WHAT TO DO =>
Select, from the data, each line where "parse" occurs.

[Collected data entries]
◇ ◇ ◇

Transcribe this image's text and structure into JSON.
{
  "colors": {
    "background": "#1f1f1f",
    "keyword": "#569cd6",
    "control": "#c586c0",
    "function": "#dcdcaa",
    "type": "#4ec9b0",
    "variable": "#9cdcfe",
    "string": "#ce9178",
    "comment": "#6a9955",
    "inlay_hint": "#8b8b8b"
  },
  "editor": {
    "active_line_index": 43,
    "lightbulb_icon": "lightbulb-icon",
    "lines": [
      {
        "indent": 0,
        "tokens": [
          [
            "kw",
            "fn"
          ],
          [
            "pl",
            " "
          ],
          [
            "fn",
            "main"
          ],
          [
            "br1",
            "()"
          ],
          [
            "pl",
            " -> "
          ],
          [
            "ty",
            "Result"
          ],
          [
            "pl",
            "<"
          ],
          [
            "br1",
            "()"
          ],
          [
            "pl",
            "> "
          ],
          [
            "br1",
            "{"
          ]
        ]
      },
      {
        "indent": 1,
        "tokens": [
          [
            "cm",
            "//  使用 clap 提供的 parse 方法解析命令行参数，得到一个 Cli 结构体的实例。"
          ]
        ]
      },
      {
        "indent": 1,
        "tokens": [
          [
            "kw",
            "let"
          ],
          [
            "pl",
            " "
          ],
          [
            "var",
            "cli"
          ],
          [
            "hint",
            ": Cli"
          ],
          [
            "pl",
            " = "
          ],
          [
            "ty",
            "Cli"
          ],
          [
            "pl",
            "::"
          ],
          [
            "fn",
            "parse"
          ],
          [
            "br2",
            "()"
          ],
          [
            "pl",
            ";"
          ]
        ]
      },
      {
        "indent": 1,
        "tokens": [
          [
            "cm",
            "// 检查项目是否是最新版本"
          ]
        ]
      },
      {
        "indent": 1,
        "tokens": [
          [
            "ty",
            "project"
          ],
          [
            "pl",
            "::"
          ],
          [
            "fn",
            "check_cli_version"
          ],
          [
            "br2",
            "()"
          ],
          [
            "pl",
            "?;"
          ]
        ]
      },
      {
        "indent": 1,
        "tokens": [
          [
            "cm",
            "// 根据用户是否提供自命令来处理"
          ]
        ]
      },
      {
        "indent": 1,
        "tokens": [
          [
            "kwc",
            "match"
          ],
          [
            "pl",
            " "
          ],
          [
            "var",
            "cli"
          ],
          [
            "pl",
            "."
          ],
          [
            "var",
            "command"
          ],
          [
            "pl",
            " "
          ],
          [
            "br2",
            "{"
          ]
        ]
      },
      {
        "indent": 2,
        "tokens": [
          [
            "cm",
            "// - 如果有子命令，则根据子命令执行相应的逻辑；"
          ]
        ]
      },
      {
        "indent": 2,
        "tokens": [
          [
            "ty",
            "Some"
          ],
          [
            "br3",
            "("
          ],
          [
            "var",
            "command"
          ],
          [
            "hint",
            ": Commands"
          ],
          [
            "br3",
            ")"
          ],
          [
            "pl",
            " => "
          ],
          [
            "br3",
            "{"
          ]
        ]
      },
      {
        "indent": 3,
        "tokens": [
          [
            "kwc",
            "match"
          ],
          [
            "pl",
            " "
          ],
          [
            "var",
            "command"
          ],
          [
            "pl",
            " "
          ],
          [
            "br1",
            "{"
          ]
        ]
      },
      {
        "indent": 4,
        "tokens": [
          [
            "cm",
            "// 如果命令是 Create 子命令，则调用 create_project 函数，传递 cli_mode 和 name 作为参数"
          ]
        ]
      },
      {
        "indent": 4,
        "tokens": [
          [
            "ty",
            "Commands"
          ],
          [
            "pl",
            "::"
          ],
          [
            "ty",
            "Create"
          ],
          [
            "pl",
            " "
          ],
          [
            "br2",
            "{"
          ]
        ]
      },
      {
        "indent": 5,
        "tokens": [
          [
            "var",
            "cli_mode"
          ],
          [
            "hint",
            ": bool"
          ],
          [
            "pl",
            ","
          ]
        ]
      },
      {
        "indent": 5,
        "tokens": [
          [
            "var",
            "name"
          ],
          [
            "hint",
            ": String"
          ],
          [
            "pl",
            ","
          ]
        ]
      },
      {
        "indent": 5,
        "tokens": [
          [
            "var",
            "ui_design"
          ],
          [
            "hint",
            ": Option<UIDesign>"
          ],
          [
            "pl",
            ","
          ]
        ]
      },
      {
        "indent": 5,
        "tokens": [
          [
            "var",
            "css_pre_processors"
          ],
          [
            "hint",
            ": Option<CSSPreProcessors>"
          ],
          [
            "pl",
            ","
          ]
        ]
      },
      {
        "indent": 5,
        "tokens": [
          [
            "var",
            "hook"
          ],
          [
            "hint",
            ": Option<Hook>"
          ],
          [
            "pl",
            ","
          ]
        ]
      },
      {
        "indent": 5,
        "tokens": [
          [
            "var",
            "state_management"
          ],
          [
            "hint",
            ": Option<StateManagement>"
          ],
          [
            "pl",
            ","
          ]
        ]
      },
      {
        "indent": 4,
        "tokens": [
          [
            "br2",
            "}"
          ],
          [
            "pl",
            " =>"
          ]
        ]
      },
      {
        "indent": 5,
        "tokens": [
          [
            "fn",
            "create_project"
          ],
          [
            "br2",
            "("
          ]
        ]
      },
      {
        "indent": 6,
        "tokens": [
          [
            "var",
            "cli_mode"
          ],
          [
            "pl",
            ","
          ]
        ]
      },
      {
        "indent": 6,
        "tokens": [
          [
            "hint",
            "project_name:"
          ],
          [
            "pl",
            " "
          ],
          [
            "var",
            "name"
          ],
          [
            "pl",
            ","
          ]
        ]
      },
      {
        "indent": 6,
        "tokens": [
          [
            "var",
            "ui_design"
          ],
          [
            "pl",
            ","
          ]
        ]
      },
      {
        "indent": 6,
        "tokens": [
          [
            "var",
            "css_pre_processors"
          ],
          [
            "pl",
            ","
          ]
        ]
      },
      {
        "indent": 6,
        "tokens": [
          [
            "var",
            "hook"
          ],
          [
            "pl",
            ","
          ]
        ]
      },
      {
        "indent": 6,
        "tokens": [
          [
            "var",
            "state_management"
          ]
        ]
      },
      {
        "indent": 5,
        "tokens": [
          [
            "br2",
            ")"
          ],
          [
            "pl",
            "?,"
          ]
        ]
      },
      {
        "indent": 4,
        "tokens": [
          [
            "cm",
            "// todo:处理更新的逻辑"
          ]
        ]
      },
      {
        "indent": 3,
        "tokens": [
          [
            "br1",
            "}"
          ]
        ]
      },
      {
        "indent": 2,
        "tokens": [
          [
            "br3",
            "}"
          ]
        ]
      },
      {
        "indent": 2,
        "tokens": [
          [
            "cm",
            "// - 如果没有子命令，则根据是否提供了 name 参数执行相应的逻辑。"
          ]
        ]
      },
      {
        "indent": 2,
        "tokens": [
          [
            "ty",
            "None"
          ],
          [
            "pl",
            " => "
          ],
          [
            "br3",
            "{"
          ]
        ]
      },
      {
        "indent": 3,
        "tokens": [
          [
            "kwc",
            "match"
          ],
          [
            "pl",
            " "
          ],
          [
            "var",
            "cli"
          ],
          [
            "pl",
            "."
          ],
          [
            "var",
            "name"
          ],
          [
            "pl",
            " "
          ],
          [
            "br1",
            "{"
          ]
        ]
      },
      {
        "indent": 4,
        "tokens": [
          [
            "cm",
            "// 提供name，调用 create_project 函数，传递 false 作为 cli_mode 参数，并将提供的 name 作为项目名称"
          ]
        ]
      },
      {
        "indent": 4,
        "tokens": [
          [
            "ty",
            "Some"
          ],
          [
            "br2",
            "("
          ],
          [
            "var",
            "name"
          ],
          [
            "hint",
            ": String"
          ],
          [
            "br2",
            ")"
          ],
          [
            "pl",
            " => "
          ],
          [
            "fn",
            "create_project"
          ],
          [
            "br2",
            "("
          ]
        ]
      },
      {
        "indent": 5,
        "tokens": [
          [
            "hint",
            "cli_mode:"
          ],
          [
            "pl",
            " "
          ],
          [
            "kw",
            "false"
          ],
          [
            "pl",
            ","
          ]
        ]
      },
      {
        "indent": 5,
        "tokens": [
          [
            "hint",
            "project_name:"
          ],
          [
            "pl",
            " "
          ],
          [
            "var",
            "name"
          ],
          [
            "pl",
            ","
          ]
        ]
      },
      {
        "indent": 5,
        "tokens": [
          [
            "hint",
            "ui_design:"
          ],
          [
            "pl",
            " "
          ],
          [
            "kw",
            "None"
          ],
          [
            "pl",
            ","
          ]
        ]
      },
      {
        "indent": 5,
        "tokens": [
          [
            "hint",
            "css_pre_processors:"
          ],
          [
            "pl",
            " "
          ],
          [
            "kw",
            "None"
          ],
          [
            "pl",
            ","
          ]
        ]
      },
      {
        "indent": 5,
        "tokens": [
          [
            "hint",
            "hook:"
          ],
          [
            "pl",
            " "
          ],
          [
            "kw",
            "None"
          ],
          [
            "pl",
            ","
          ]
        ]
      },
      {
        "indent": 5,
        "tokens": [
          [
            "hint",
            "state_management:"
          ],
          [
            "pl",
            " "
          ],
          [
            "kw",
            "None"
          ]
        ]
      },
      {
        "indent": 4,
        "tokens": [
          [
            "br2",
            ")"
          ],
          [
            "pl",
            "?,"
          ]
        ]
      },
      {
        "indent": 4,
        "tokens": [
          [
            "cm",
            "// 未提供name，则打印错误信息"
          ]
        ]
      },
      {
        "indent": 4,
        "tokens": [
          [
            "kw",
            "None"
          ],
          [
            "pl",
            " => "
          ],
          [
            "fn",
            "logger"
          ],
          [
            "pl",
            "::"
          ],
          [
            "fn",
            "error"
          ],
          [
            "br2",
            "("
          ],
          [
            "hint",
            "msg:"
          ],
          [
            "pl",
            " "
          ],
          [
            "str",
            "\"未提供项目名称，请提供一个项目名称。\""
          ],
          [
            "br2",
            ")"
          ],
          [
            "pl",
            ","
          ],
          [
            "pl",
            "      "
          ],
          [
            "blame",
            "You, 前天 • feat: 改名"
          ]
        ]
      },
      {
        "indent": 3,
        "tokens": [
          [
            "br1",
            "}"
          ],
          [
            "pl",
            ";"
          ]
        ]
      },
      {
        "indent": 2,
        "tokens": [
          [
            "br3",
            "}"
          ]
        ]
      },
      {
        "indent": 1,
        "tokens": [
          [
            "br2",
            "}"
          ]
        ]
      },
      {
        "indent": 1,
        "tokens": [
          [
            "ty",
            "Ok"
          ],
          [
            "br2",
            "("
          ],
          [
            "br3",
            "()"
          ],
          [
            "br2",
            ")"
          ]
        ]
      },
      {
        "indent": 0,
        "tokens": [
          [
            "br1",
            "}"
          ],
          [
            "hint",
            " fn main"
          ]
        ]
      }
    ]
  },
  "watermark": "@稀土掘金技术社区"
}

◇ ◇ ◇

EXERCISE RESPONSE =>
            "//  使用 clap 提供的 parse 方法解析命令行参数，得到一个 Cli 结构体的实例。"
            "parse"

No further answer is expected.